**RECORDED DATA**
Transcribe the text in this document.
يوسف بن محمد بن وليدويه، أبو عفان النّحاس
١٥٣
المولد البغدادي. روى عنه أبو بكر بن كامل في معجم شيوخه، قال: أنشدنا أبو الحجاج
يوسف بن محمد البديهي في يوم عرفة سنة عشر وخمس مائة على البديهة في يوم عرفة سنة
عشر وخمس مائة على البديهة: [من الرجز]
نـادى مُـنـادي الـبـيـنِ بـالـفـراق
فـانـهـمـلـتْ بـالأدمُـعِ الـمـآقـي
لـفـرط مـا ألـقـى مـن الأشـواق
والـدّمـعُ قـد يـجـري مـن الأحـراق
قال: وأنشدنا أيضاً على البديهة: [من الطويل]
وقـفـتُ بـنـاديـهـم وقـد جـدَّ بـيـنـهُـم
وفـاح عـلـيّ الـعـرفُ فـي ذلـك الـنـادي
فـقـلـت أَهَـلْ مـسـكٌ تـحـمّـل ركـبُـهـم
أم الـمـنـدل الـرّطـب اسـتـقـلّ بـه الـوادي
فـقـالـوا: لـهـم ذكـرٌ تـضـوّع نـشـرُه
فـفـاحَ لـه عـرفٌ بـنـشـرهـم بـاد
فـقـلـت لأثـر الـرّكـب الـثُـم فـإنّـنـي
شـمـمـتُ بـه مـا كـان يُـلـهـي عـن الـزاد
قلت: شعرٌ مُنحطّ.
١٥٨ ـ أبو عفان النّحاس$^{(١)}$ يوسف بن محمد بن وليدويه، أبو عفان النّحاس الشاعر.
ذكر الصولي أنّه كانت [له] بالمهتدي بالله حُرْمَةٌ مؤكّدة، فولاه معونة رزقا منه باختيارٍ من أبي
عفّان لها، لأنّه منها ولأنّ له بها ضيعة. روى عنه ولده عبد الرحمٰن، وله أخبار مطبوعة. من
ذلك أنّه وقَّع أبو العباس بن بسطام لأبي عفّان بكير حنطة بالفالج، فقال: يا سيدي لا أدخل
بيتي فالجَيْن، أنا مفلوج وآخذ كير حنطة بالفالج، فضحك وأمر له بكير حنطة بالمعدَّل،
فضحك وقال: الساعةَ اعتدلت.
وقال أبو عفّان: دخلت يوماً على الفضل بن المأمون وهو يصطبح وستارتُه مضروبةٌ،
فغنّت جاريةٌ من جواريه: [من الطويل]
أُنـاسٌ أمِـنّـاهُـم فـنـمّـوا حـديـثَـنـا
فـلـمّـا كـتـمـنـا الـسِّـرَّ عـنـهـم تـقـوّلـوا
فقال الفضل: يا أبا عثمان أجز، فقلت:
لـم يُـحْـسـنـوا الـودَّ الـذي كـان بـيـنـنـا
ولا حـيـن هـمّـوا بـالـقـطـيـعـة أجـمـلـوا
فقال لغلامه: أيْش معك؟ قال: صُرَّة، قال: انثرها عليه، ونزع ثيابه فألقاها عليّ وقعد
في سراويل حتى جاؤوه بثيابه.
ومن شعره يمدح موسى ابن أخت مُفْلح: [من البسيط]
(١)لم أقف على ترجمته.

**SHORT TASK**
Go through the data and return every record exactly.

**IN RESPONSE**
Transcribe the text in this document.
يوسف بن محمد بن وليدويه، أبو عفان النّحاس
١٥٣
المولد البغدادي. روى عنه أبو بكر بن كامل في معجم شيوخه، قال: أنشدنا أبو الحجاج
يوسف بن محمد البديهي في يوم عرفة سنة عشر وخمس مائة على البديهة في يوم عرفة سنة
عشر وخمس مائة على البديهة: [من الرجز]
نـادى مُـنـادي الـبـيـنِ بـالـفـراق
فـانـهـمـلـتْ بـالأدمُـعِ الـمـآقـي
لـفـرط مـا ألـقـى مـن الأشـواق
والـدّمـعُ قـد يـجـري مـن الأحـراق
قال: وأنشدنا أيضاً على البديهة: [من الطويل]
وقـفـتُ بـنـاديـهـم وقـد جـدَّ بـيـنـهُـم
وفـاح عـلـيّ الـعـرفُ فـي ذلـك الـنـادي
فـقـلـت أَهَـلْ مـسـكٌ تـحـمّـل ركـبُـهـم
أم الـمـنـدل الـرّطـب اسـتـقـلّ بـه الـوادي
فـقـالـوا: لـهـم ذكـرٌ تـضـوّع نـشـرُه
فـفـاحَ لـه عـرفٌ بـنـشـرهـم بـاد
فـقـلـت لأثـر الـرّكـب الـثُـم فـإنّـنـي
شـمـمـتُ بـه مـا كـان يُـلـهـي عـن الـزاد
قلت: شعرٌ مُنحطّ.
١٥٨ ـ أبو عفان النّحاس$^{(١)}$ يوسف بن محمد بن وليدويه، أبو عفان النّحاس الشاعر.
ذكر الصولي أنّه كانت [له] بالمهتدي بالله حُرْمَةٌ مؤكّدة، فولاه معونة رزقا منه باختيارٍ من أبي
عفّان لها، لأنّه منها ولأنّ له بها ضيعة. روى عنه ولده عبد الرحمٰن، وله أخبار مطبوعة. من
ذلك أنّه وقَّع أبو العباس بن بسطام لأبي عفّان بكير حنطة بالفالج، فقال: يا سيدي لا أدخل
بيتي فالجَيْن، أنا مفلوج وآخذ كير حنطة بالفالج، فضحك وأمر له بكير حنطة بالمعدَّل،
فضحك وقال: الساعةَ اعتدلت.
وقال أبو عفّان: دخلت يوماً على الفضل بن المأمون وهو يصطبح وستارتُه مضروبةٌ،
فغنّت جاريةٌ من جواريه: [من الطويل]
أُنـاسٌ أمِـنّـاهُـم فـنـمّـوا حـديـثَـنـا
فـلـمّـا كـتـمـنـا الـسِّـرَّ عـنـهـم تـقـوّلـوا
فقال الفضل: يا أبا عثمان أجز، فقلت:
لـم يُـحْـسـنـوا الـودَّ الـذي كـان بـيـنـنـا
ولا حـيـن هـمّـوا بـالـقـطـيـعـة أجـمـلـوا
فقال لغلامه: أيْش معك؟ قال: صُرَّة، قال: انثرها عليه، ونزع ثيابه فألقاها عليّ وقعد
في سراويل حتى جاؤوه بثيابه.
ومن شعره يمدح موسى ابن أخت مُفْلح: [من البسيط]
(١)لم أقف على ترجمته.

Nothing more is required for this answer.